How many lines in the listing below include the word "JSON"? Answer with the number and nothing else.

─── Data lines ───

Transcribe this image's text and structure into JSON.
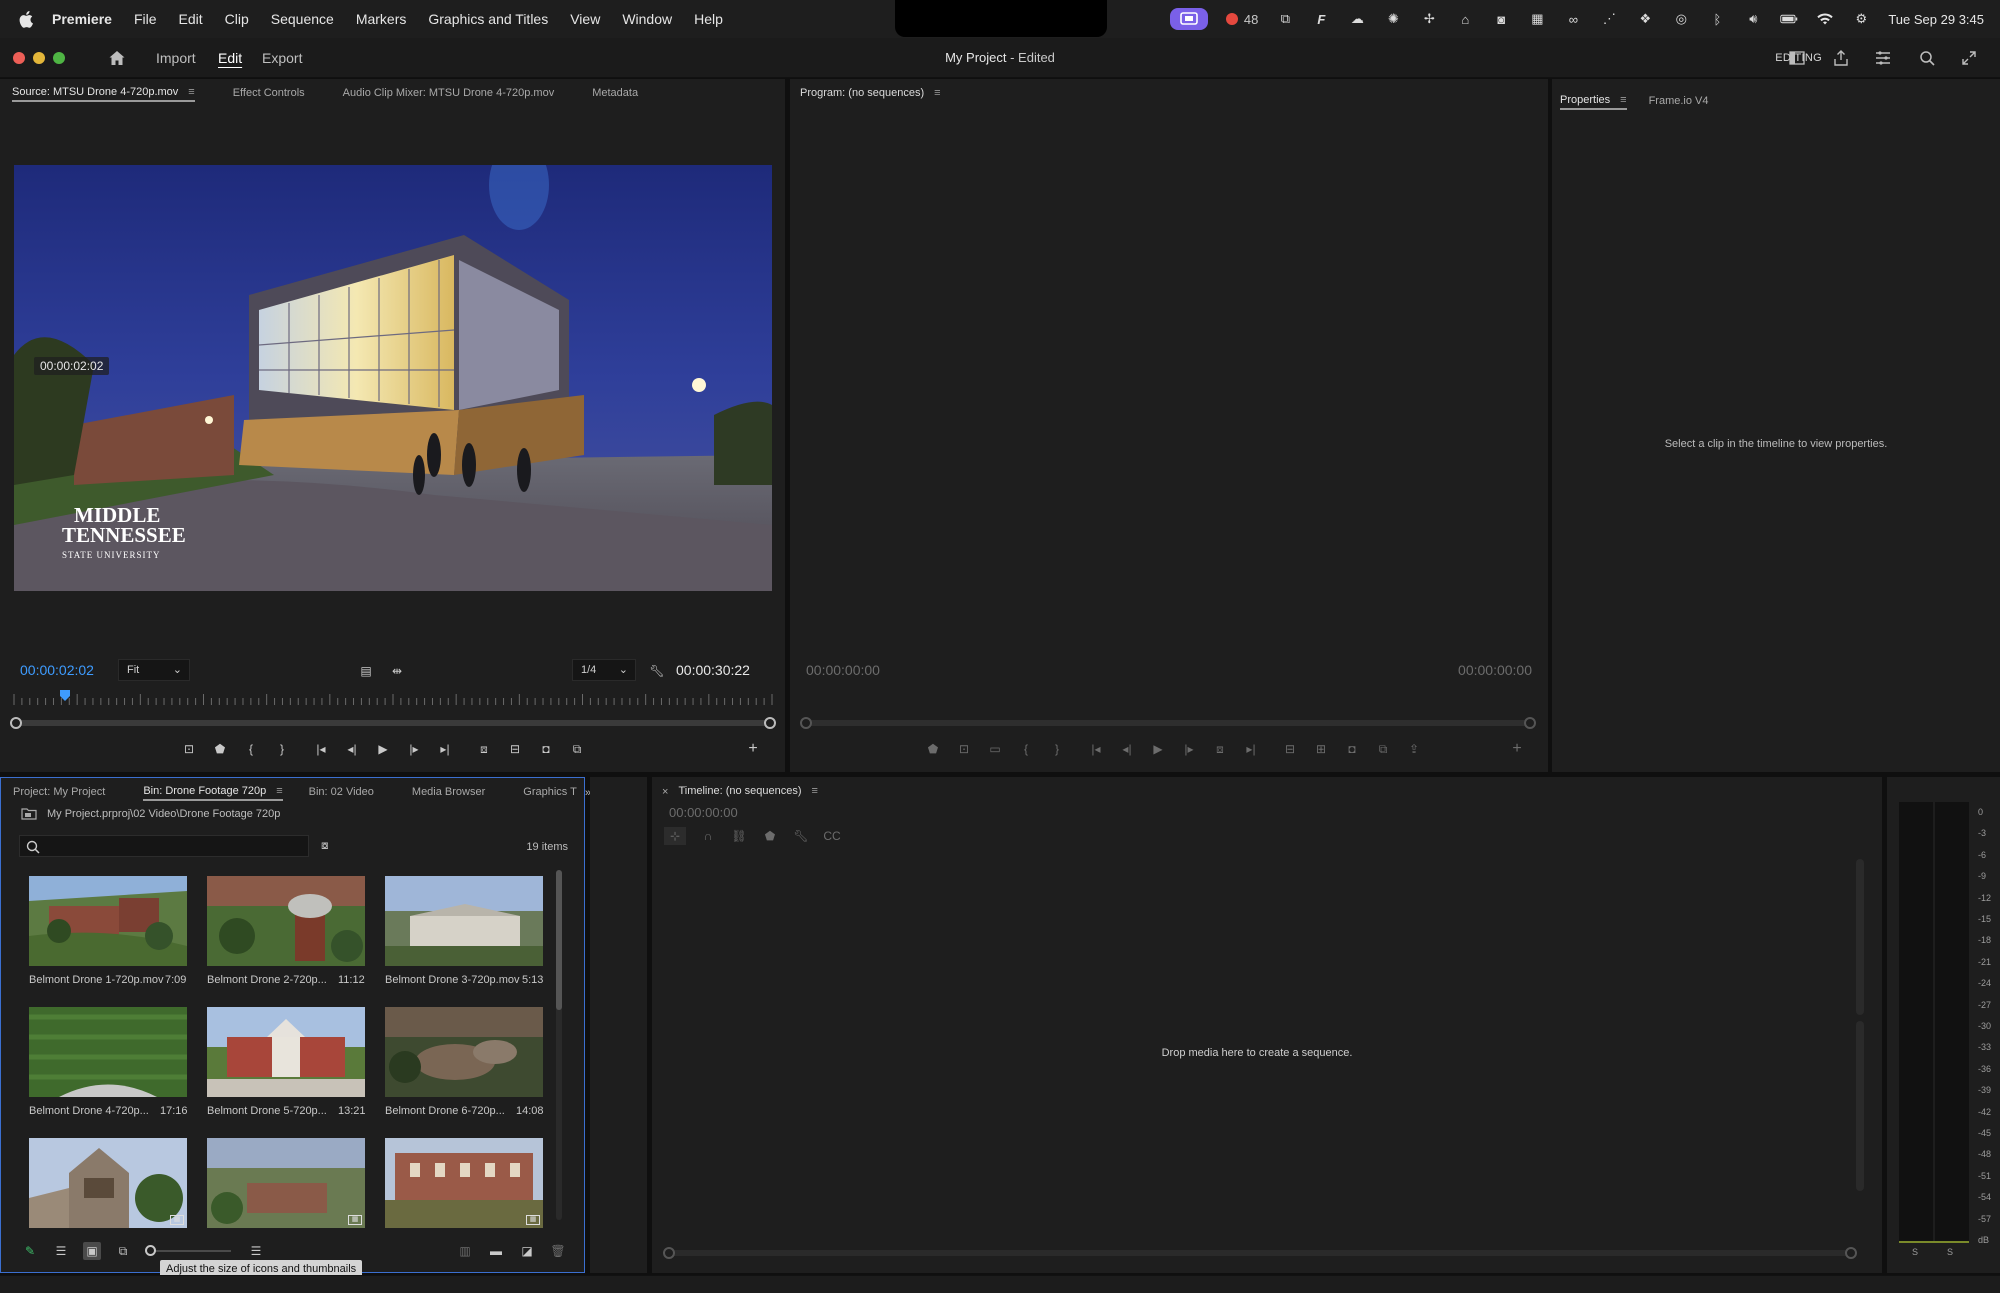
{
  "menubar": {
    "app": "Premiere",
    "items": [
      "File",
      "Edit",
      "Clip",
      "Sequence",
      "Markers",
      "Graphics and Titles",
      "View",
      "Window",
      "Help"
    ],
    "record_count": "48",
    "datetime": "Tue Sep 29  3:45"
  },
  "appbar": {
    "tabs": [
      "Import",
      "Edit",
      "Export"
    ],
    "project_name": "My Project",
    "project_status": " - Edited",
    "workspace": "EDITING"
  },
  "source_panel": {
    "tabs": [
      "Source: MTSU Drone 4-720p.mov",
      "Effect Controls",
      "Audio Clip Mixer: MTSU Drone 4-720p.mov",
      "Metadata"
    ],
    "overlay_timecode": "00:00:02:02",
    "watermark_line1": "MIDDLE",
    "watermark_line2": "TENNESSEE",
    "watermark_line3": "STATE UNIVERSITY",
    "current_timecode": "00:00:02:02",
    "zoom": "Fit",
    "resolution": "1/4",
    "duration": "00:00:30:22",
    "playhead_fraction": 0.067
  },
  "program_panel": {
    "tab": "Program: (no sequences)",
    "timecode_left": "00:00:00:00",
    "timecode_right": "00:00:00:00"
  },
  "properties_panel": {
    "tabs": [
      "Properties",
      "Frame.io V4"
    ],
    "empty_message": "Select a clip in the timeline to view properties."
  },
  "project_panel": {
    "tabs": [
      "Project: My Project",
      "Bin: Drone Footage 720p",
      "Bin: 02 Video",
      "Media Browser",
      "Graphics T"
    ],
    "path": "My Project.prproj\\02 Video\\Drone Footage 720p",
    "search_placeholder": "",
    "item_count": "19 items",
    "clips": [
      {
        "name": "Belmont Drone 1-720p.mov",
        "duration": "7:09"
      },
      {
        "name": "Belmont Drone 2-720p...",
        "duration": "11:12"
      },
      {
        "name": "Belmont Drone 3-720p.mov",
        "duration": "5:13"
      },
      {
        "name": "Belmont Drone 4-720p...",
        "duration": "17:16"
      },
      {
        "name": "Belmont Drone 5-720p...",
        "duration": "13:21"
      },
      {
        "name": "Belmont Drone 6-720p...",
        "duration": "14:08"
      }
    ],
    "tooltip": "Adjust the size of icons and thumbnails"
  },
  "timeline_panel": {
    "tab": "Timeline: (no sequences)",
    "timecode": "00:00:00:00",
    "empty_message": "Drop media here to create a sequence."
  },
  "audio_meter": {
    "scale": [
      "0",
      "-3",
      "-6",
      "-9",
      "-12",
      "-15",
      "-18",
      "-21",
      "-24",
      "-27",
      "-30",
      "-33",
      "-36",
      "-39",
      "-42",
      "-45",
      "-48",
      "-51",
      "-54",
      "-57",
      "dB"
    ],
    "solo_labels": [
      "S",
      "S"
    ]
  },
  "colors": {
    "accent_blue": "#3e9cff",
    "panel_bg": "#1e1e1e",
    "record_red": "#e5483e",
    "rec_pill": "#7a60e8",
    "selection_tool": "#2f7ff5"
  }
}
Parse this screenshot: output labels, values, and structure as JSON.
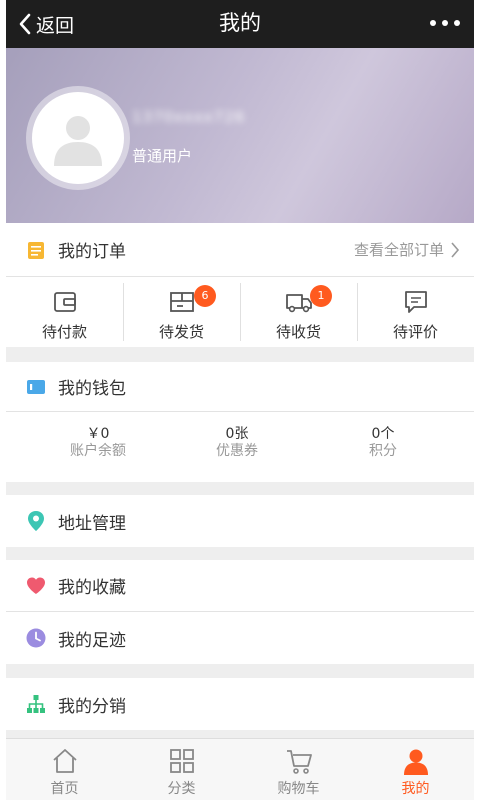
{
  "header": {
    "back_label": "返回",
    "title": "我的"
  },
  "profile": {
    "username": "1370xxxx726",
    "user_type": "普通用户"
  },
  "orders": {
    "title": "我的订单",
    "view_all": "查看全部订单",
    "status": [
      {
        "label": "待付款",
        "icon": "wallet-icon",
        "badge": ""
      },
      {
        "label": "待发货",
        "icon": "package-icon",
        "badge": "6"
      },
      {
        "label": "待收货",
        "icon": "truck-icon",
        "badge": "1"
      },
      {
        "label": "待评价",
        "icon": "comment-icon",
        "badge": ""
      }
    ]
  },
  "wallet": {
    "title": "我的钱包",
    "stats": [
      {
        "value": "￥0",
        "label": "账户余额"
      },
      {
        "value": "0张",
        "label": "优惠券"
      },
      {
        "value": "0个",
        "label": "积分"
      }
    ]
  },
  "menu": {
    "address": "地址管理",
    "favorites": "我的收藏",
    "footprint": "我的足迹",
    "distribution": "我的分销"
  },
  "tabbar": {
    "items": [
      {
        "label": "首页",
        "icon": "home-icon"
      },
      {
        "label": "分类",
        "icon": "grid-icon"
      },
      {
        "label": "购物车",
        "icon": "cart-icon"
      },
      {
        "label": "我的",
        "icon": "user-icon"
      }
    ],
    "active_index": 3
  },
  "colors": {
    "accent": "#ff5a1f",
    "topbar": "#1e1e1e",
    "address_icon": "#3cc6b4",
    "favorites_icon": "#ef5a6f",
    "footprint_icon": "#9b8ce0",
    "distribution_icon": "#35c27f",
    "order_icon": "#f7b733",
    "wallet_icon": "#4aa8e8"
  }
}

───

**Full solution**: 2